**To be done**.
Reproduce the listing below character for character; drop every image.

**Data items**.

▬▬▬▬▬▬▬▬▬▬

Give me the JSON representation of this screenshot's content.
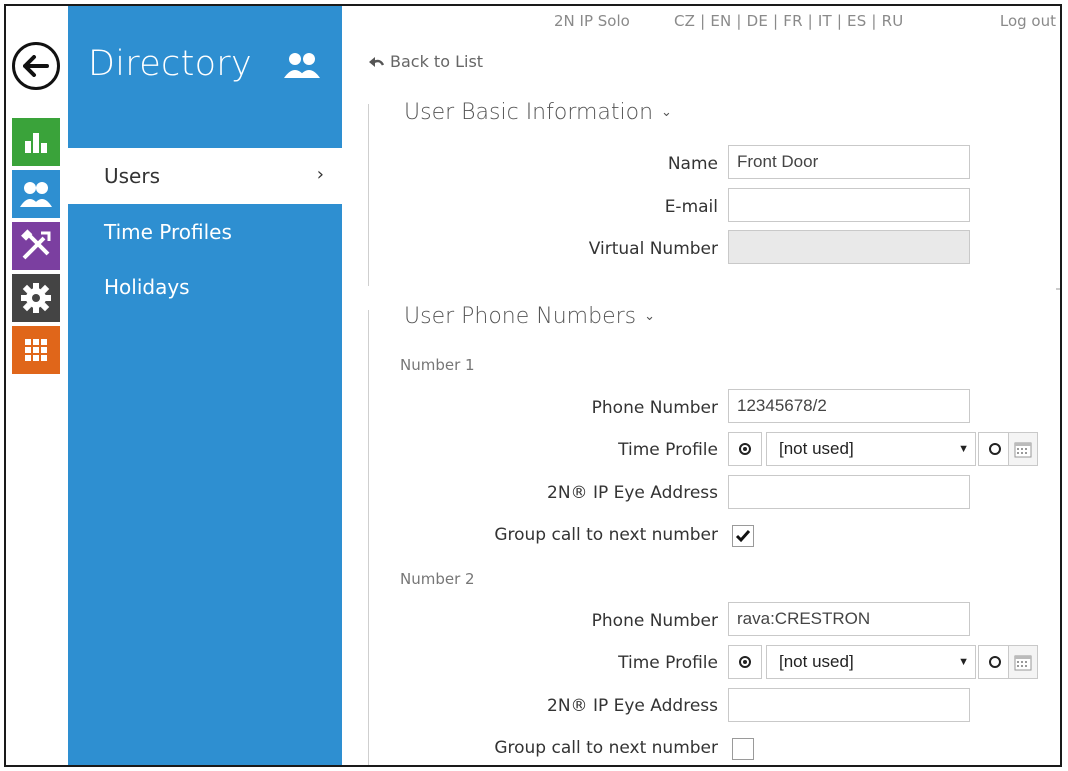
{
  "topbar": {
    "device": "2N IP Solo",
    "languages": "CZ | EN | DE | FR | IT | ES | RU",
    "logout": "Log out"
  },
  "sidebar": {
    "title": "Directory",
    "items": [
      {
        "label": "Users",
        "active": true
      },
      {
        "label": "Time Profiles",
        "active": false
      },
      {
        "label": "Holidays",
        "active": false
      }
    ]
  },
  "nav_icons": [
    "back-arrow-icon",
    "status-chart-icon",
    "directory-users-icon",
    "hardware-tools-icon",
    "system-gear-icon",
    "services-grid-icon"
  ],
  "colors": {
    "sidebar": "#2e8fd1",
    "status": "#3aa33a",
    "hardware": "#7b3fa0",
    "system": "#444444",
    "services": "#e0661a"
  },
  "back_link": "Back to List",
  "basic_info": {
    "title": "User Basic Information",
    "name_label": "Name",
    "name_value": "Front Door",
    "email_label": "E-mail",
    "email_value": "",
    "virtual_label": "Virtual Number",
    "virtual_value": ""
  },
  "phone_numbers": {
    "title": "User Phone Numbers",
    "numbers": [
      {
        "heading": "Number 1",
        "phone_label": "Phone Number",
        "phone_value": "12345678/2",
        "profile_label": "Time Profile",
        "profile_value": "[not used]",
        "eye_label": "2N® IP Eye Address",
        "eye_value": "",
        "group_label": "Group call to next number",
        "group_checked": true
      },
      {
        "heading": "Number 2",
        "phone_label": "Phone Number",
        "phone_value": "rava:CRESTRON",
        "profile_label": "Time Profile",
        "profile_value": "[not used]",
        "eye_label": "2N® IP Eye Address",
        "eye_value": "",
        "group_label": "Group call to next number",
        "group_checked": false
      }
    ]
  }
}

▬▬▬▬▬▬▬▬▬▬

**Complete answer**.
Give me the JSON representation of this screenshot's content.
{
  "topbar": {
    "device": "2N IP Solo",
    "languages": "CZ | EN | DE | FR | IT | ES | RU",
    "logout": "Log out"
  },
  "sidebar": {
    "title": "Directory",
    "items": [
      {
        "label": "Users",
        "active": true
      },
      {
        "label": "Time Profiles",
        "active": false
      },
      {
        "label": "Holidays",
        "active": false
      }
    ]
  },
  "nav_icons": [
    "back-arrow-icon",
    "status-chart-icon",
    "directory-users-icon",
    "hardware-tools-icon",
    "system-gear-icon",
    "services-grid-icon"
  ],
  "colors": {
    "sidebar": "#2e8fd1",
    "status": "#3aa33a",
    "hardware": "#7b3fa0",
    "system": "#444444",
    "services": "#e0661a"
  },
  "back_link": "Back to List",
  "basic_info": {
    "title": "User Basic Information",
    "name_label": "Name",
    "name_value": "Front Door",
    "email_label": "E-mail",
    "email_value": "",
    "virtual_label": "Virtual Number",
    "virtual_value": ""
  },
  "phone_numbers": {
    "title": "User Phone Numbers",
    "numbers": [
      {
        "heading": "Number 1",
        "phone_label": "Phone Number",
        "phone_value": "12345678/2",
        "profile_label": "Time Profile",
        "profile_value": "[not used]",
        "eye_label": "2N® IP Eye Address",
        "eye_value": "",
        "group_label": "Group call to next number",
        "group_checked": true
      },
      {
        "heading": "Number 2",
        "phone_label": "Phone Number",
        "phone_value": "rava:CRESTRON",
        "profile_label": "Time Profile",
        "profile_value": "[not used]",
        "eye_label": "2N® IP Eye Address",
        "eye_value": "",
        "group_label": "Group call to next number",
        "group_checked": false
      }
    ]
  }
}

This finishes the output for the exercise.